─── Material shown ───
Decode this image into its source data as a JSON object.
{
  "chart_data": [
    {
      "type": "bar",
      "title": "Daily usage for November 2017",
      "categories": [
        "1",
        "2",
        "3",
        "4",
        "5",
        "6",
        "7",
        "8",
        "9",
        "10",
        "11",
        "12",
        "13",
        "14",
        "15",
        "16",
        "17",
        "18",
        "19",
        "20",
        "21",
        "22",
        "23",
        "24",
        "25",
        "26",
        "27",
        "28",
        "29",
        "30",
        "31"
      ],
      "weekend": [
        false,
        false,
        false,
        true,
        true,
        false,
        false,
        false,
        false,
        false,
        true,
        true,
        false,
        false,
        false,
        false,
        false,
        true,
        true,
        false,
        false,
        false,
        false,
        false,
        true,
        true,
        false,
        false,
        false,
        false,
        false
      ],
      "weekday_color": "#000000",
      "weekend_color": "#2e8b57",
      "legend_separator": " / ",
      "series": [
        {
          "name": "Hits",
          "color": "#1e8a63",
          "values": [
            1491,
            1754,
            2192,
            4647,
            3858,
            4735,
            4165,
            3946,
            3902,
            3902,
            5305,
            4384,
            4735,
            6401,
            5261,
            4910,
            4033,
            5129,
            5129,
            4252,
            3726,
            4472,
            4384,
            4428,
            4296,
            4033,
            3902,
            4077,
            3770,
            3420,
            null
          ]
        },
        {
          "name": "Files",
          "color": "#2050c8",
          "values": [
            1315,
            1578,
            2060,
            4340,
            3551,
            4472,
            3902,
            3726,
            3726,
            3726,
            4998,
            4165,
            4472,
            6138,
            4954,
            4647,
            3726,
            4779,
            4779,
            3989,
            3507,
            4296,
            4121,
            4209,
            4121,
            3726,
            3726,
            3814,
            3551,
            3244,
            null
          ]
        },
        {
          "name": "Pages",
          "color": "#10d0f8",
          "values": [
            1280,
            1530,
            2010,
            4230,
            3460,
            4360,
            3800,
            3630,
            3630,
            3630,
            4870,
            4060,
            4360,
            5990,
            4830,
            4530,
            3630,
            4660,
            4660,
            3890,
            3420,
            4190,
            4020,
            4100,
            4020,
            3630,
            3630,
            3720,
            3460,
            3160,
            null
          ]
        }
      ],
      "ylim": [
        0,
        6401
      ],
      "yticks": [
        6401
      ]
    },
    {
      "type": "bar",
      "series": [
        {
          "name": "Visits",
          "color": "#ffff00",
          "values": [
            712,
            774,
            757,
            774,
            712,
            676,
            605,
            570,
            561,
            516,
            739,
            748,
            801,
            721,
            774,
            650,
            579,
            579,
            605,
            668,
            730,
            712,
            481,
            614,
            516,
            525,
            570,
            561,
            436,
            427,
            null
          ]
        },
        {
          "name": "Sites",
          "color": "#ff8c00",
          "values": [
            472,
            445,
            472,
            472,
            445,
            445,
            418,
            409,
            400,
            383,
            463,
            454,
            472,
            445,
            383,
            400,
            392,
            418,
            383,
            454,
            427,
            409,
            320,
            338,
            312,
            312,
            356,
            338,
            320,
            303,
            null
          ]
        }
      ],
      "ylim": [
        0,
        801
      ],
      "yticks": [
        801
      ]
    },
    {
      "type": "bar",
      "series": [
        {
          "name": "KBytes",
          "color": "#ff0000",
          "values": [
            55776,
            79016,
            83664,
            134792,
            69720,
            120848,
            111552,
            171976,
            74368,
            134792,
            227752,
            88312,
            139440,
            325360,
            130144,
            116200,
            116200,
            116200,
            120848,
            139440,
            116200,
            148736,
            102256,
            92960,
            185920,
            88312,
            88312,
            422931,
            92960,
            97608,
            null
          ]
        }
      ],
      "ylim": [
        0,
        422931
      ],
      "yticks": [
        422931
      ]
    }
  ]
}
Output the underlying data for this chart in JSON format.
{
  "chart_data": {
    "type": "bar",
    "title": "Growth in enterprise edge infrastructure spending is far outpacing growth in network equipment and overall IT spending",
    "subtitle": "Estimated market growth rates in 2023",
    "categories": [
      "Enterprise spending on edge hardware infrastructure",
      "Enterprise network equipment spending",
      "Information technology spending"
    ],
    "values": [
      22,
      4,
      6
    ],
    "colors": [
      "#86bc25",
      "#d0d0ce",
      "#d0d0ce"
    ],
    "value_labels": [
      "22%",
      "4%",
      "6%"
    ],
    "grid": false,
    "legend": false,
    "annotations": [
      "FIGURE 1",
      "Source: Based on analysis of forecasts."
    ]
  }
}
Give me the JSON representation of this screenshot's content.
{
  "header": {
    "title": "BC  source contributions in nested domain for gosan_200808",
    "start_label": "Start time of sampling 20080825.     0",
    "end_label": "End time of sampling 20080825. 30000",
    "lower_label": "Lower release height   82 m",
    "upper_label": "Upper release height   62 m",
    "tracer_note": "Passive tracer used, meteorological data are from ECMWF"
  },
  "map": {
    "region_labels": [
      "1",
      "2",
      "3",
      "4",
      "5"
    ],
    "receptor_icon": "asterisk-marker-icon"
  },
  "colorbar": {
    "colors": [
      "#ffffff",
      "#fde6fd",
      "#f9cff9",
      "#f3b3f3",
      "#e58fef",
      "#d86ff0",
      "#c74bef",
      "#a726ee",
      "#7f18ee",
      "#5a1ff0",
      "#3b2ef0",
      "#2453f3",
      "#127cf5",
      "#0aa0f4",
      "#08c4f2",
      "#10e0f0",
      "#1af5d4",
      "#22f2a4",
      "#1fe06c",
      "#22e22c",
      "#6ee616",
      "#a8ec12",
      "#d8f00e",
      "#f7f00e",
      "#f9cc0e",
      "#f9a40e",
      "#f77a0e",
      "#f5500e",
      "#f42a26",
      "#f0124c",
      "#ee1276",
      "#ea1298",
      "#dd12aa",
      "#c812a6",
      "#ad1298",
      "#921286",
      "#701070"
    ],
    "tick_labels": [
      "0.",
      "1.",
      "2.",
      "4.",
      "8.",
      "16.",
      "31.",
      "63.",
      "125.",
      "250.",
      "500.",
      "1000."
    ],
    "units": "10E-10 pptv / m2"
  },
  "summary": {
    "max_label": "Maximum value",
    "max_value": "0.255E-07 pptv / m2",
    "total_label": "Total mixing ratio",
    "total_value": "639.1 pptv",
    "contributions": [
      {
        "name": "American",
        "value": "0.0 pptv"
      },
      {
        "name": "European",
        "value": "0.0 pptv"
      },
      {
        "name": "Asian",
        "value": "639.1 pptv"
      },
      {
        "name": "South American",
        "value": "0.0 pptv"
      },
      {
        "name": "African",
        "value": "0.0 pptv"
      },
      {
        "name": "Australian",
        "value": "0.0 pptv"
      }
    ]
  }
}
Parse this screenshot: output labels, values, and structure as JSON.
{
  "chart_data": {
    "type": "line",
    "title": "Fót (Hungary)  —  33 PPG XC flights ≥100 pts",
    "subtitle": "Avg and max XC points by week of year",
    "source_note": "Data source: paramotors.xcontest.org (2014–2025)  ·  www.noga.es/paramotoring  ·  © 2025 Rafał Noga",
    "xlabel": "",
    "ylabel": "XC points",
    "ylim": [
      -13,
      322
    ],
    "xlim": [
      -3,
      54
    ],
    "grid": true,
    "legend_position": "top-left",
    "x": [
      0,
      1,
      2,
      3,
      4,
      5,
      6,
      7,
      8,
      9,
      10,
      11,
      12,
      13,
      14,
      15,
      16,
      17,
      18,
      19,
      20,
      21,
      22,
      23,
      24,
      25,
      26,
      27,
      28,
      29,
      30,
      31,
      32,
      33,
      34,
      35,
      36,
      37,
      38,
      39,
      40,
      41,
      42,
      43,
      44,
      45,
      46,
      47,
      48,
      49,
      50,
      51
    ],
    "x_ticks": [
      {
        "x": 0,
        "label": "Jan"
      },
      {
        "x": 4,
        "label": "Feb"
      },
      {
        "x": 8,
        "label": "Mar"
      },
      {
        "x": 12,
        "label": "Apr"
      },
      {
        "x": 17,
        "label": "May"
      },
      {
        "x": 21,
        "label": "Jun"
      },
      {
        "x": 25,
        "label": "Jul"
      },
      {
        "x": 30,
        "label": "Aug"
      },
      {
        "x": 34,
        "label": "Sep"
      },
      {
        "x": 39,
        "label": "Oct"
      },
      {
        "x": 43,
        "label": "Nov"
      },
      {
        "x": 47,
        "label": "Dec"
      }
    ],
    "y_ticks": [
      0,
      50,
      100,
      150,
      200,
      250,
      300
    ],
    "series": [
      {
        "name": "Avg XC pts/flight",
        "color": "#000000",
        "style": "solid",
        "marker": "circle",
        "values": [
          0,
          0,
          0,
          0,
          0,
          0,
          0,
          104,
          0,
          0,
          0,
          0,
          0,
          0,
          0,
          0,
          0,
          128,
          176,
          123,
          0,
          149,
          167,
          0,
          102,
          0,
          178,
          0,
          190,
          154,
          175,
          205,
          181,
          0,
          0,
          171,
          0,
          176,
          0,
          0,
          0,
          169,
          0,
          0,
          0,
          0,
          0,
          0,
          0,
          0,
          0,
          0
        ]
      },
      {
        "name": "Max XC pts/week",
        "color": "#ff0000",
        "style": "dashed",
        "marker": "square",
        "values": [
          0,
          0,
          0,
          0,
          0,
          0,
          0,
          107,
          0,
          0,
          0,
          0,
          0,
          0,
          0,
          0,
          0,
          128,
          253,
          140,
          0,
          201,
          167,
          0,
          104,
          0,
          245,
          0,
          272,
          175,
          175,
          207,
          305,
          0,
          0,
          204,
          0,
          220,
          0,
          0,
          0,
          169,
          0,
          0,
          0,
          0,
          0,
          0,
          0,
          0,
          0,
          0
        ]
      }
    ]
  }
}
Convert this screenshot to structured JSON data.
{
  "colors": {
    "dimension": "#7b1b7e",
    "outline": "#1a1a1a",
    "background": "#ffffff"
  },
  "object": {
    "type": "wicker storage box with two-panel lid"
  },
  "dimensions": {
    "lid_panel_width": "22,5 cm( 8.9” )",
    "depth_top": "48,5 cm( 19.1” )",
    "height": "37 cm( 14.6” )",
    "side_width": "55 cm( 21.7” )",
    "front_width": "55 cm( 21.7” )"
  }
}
───
● Goal of the exercise: Find the line with "Convert this screenshot" in the listing above, then write out that line and each remaining line exactly, with no other text.

● The response:
Convert this screenshot to structured JSON data.
{
  "colors": {
    "dimension": "#7b1b7e",
    "outline": "#1a1a1a",
    "background": "#ffffff"
  },
  "object": {
    "type": "wicker storage box with two-panel lid"
  },
  "dimensions": {
    "lid_panel_width": "22,5 cm( 8.9” )",
    "depth_top": "48,5 cm( 19.1” )",
    "height": "37 cm( 14.6” )",
    "side_width": "55 cm( 21.7” )",
    "front_width": "55 cm( 21.7” )"
  }
}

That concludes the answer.